Task instructions
Copy the material below line for line without any changes, leaving out the pictures.

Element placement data
■ ■ ■
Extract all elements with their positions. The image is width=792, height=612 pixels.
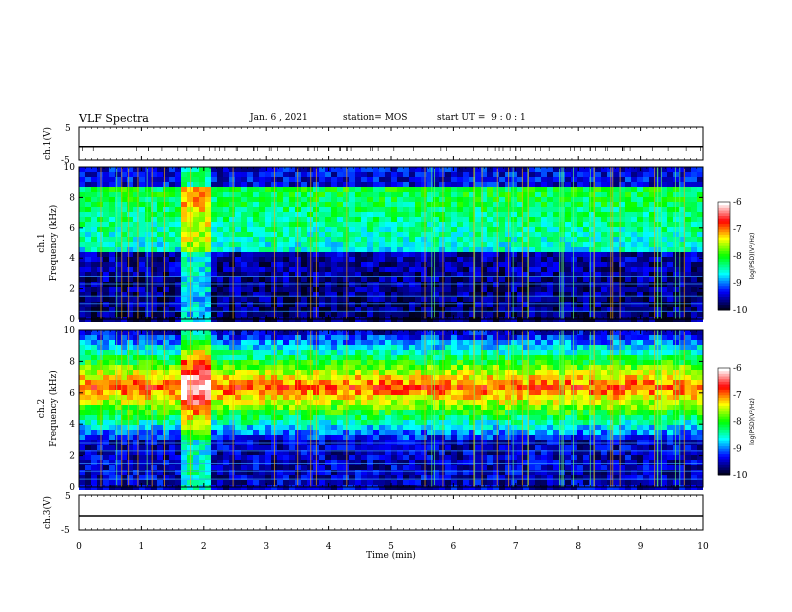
colorbar-tick-label: -10 — [733, 471, 748, 481]
colorbar: -6 -7 -8 -9 -10 log(PSD)(V²/Hz) — [717, 364, 756, 481]
ch2-spectrogram-panel: 0 2 4 6 8 10 ch.2 Frequency (kHz) -6 -7 -8 -9 -10 log… — [37, 326, 756, 493]
colorbar: -6 -7 -8 -9 -10 log(PSD)(V²/Hz) — [717, 198, 756, 316]
y-axis-label: ch.1 — [37, 233, 47, 252]
x-tick-label: 5 — [388, 542, 394, 552]
ch1-voltage-panel: 5 -5 ch.1(V) — [42, 124, 704, 166]
y-tick-label: 10 — [64, 326, 76, 336]
y-axis-label: ch.3(V) — [42, 496, 53, 529]
y-axis-label: ch.1(V) — [42, 127, 53, 160]
y-tick-label: 6 — [69, 389, 75, 399]
panel-frame — [78, 126, 704, 161]
y-tick-label: -5 — [61, 156, 70, 166]
ch1-spectrogram-panel: 0 2 4 6 8 10 ch.1 Frequency (kHz) -6 -7 -8 -9 -10 log… — [37, 163, 756, 325]
y-tick-label: 10 — [64, 163, 76, 173]
station-label: station= MOS — [343, 113, 408, 123]
y-tick-label: -5 — [61, 526, 70, 536]
colorbar-frame — [717, 367, 731, 476]
colorbar-frame — [717, 201, 731, 311]
y-tick-label: 6 — [69, 224, 75, 234]
x-tick-label: 3 — [263, 542, 269, 552]
x-tick-label: 8 — [575, 542, 581, 552]
y-tick-label: 0 — [69, 315, 75, 325]
x-axis: 0 1 2 3 4 5 6 7 8 9 10 Time (min) — [76, 542, 709, 561]
x-tick-label: 2 — [201, 542, 207, 552]
panel-frame — [78, 494, 704, 531]
x-tick-label: 9 — [638, 542, 644, 552]
ch3-voltage-panel: 5 -5 ch.3(V) — [42, 492, 704, 536]
y-axis-label: Frequency (kHz) — [48, 370, 59, 447]
y-axis-label: ch.2 — [37, 399, 47, 418]
colorbar-tick-label: -9 — [733, 279, 742, 289]
x-axis-label: Time (min) — [366, 550, 416, 561]
colorbar-label: log(PSD)(V²/Hz) — [749, 233, 756, 280]
start-time-label: start UT = 9 : 0 : 1 — [437, 113, 526, 123]
colorbar-label: log(PSD)(V²/Hz) — [749, 398, 756, 445]
y-tick-label: 5 — [65, 124, 71, 134]
date-label: Jan. 6 , 2021 — [250, 113, 308, 123]
colorbar-tick-label: -6 — [733, 364, 742, 374]
y-tick-label: 8 — [69, 357, 75, 367]
spectrogram-cells — [79, 330, 703, 490]
x-tick-label: 0 — [76, 542, 82, 552]
y-tick-label: 2 — [69, 452, 75, 462]
y-axis-label: Frequency (kHz) — [48, 205, 59, 282]
x-tick-label: 10 — [697, 542, 709, 552]
y-tick-label: 2 — [69, 285, 75, 295]
y-tick-label: 4 — [69, 420, 75, 430]
colorbar-tick-label: -7 — [733, 391, 742, 401]
spectrogram-cells — [79, 167, 703, 322]
chart-title: VLF Spectra — [79, 112, 149, 125]
x-tick-label: 4 — [326, 542, 332, 552]
colorbar-tick-label: -10 — [733, 306, 748, 316]
x-tick-label: 6 — [451, 542, 457, 552]
y-tick-label: 0 — [69, 483, 75, 493]
y-tick-label: 4 — [69, 254, 75, 264]
y-tick-label: 8 — [69, 193, 75, 203]
x-tick-label: 7 — [513, 542, 519, 552]
colorbar-tick-label: -6 — [733, 198, 742, 208]
colorbar-tick-label: -8 — [733, 252, 742, 262]
colorbar-tick-label: -8 — [733, 418, 742, 428]
colorbar-tick-label: -9 — [733, 444, 742, 454]
x-tick-label: 1 — [139, 542, 145, 552]
colorbar-tick-label: -7 — [733, 225, 742, 235]
y-tick-label: 5 — [65, 492, 71, 502]
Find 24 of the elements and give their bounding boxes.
■ ■ ■
Output for this exercise
Extract all elements with their positions. The image is width=792, height=612 pixels.
colorbar-tick-label: -10 — [733, 471, 748, 481]
colorbar: -6 -7 -8 -9 -10 log(PSD)(V²/Hz) — [717, 364, 756, 481]
ch2-spectrogram-panel: 0 2 4 6 8 10 ch.2 Frequency (kHz) -6 -7 -8 -9 -10 log… — [37, 326, 756, 493]
colorbar: -6 -7 -8 -9 -10 log(PSD)(V²/Hz) — [717, 198, 756, 316]
y-axis-label: ch.1 — [37, 233, 47, 252]
x-tick-label: 5 — [388, 542, 394, 552]
ch1-voltage-panel: 5 -5 ch.1(V) — [42, 124, 704, 166]
y-tick-label: 10 — [64, 326, 76, 336]
y-axis-label: ch.3(V) — [42, 496, 53, 529]
y-axis-label: ch.1(V) — [42, 127, 53, 160]
y-tick-label: 6 — [69, 389, 75, 399]
panel-frame — [78, 126, 704, 161]
y-tick-label: -5 — [61, 156, 70, 166]
ch1-spectrogram-panel: 0 2 4 6 8 10 ch.1 Frequency (kHz) -6 -7 -8 -9 -10 log… — [37, 163, 756, 325]
y-tick-label: 10 — [64, 163, 76, 173]
station-label: station= MOS — [343, 113, 408, 123]
y-tick-label: -5 — [61, 526, 70, 536]
colorbar-frame — [717, 367, 731, 476]
colorbar-frame — [717, 201, 731, 311]
y-tick-label: 6 — [69, 224, 75, 234]
x-tick-label: 3 — [263, 542, 269, 552]
x-tick-label: 8 — [575, 542, 581, 552]
y-tick-label: 0 — [69, 315, 75, 325]
x-axis: 0 1 2 3 4 5 6 7 8 9 10 Time (min) — [76, 542, 709, 561]
x-tick-label: 2 — [201, 542, 207, 552]
panel-frame — [78, 494, 704, 531]
x-tick-label: 9 — [638, 542, 644, 552]
ch3-voltage-panel: 5 -5 ch.3(V) — [42, 492, 704, 536]
y-axis-label: Frequency (kHz) — [48, 370, 59, 447]
y-axis-label: ch.2 — [37, 399, 47, 418]
colorbar-tick-label: -9 — [733, 279, 742, 289]
x-axis-label: Time (min) — [366, 550, 416, 561]
colorbar-label: log(PSD)(V²/Hz) — [749, 233, 756, 280]
start-time-label: start UT = 9 : 0 : 1 — [437, 113, 526, 123]
colorbar-label: log(PSD)(V²/Hz) — [749, 398, 756, 445]
y-tick-label: 5 — [65, 124, 71, 134]
date-label: Jan. 6 , 2021 — [250, 113, 308, 123]
colorbar-tick-label: -6 — [733, 364, 742, 374]
y-tick-label: 8 — [69, 357, 75, 367]
spectrogram-cells — [79, 330, 703, 490]
x-tick-label: 0 — [76, 542, 82, 552]
y-tick-label: 2 — [69, 452, 75, 462]
y-axis-label: Frequency (kHz) — [48, 205, 59, 282]
x-tick-label: 10 — [697, 542, 709, 552]
y-tick-label: 2 — [69, 285, 75, 295]
y-tick-label: 4 — [69, 420, 75, 430]
colorbar-tick-label: -7 — [733, 391, 742, 401]
spectrogram-cells — [79, 167, 703, 322]
chart-title: VLF Spectra — [79, 112, 149, 125]
x-tick-label: 4 — [326, 542, 332, 552]
colorbar-tick-label: -10 — [733, 306, 748, 316]
x-tick-label: 6 — [451, 542, 457, 552]
y-tick-label: 0 — [69, 483, 75, 493]
y-tick-label: 4 — [69, 254, 75, 264]
y-tick-label: 8 — [69, 193, 75, 203]
x-tick-label: 7 — [513, 542, 519, 552]
colorbar-tick-label: -6 — [733, 198, 742, 208]
colorbar-tick-label: -8 — [733, 252, 742, 262]
colorbar-tick-label: -8 — [733, 418, 742, 428]
colorbar-tick-label: -9 — [733, 444, 742, 454]
x-tick-label: 1 — [139, 542, 145, 552]
colorbar-tick-label: -7 — [733, 225, 742, 235]
y-tick-label: 5 — [65, 492, 71, 502]
Find 24 of the elements and give their bounding boxes.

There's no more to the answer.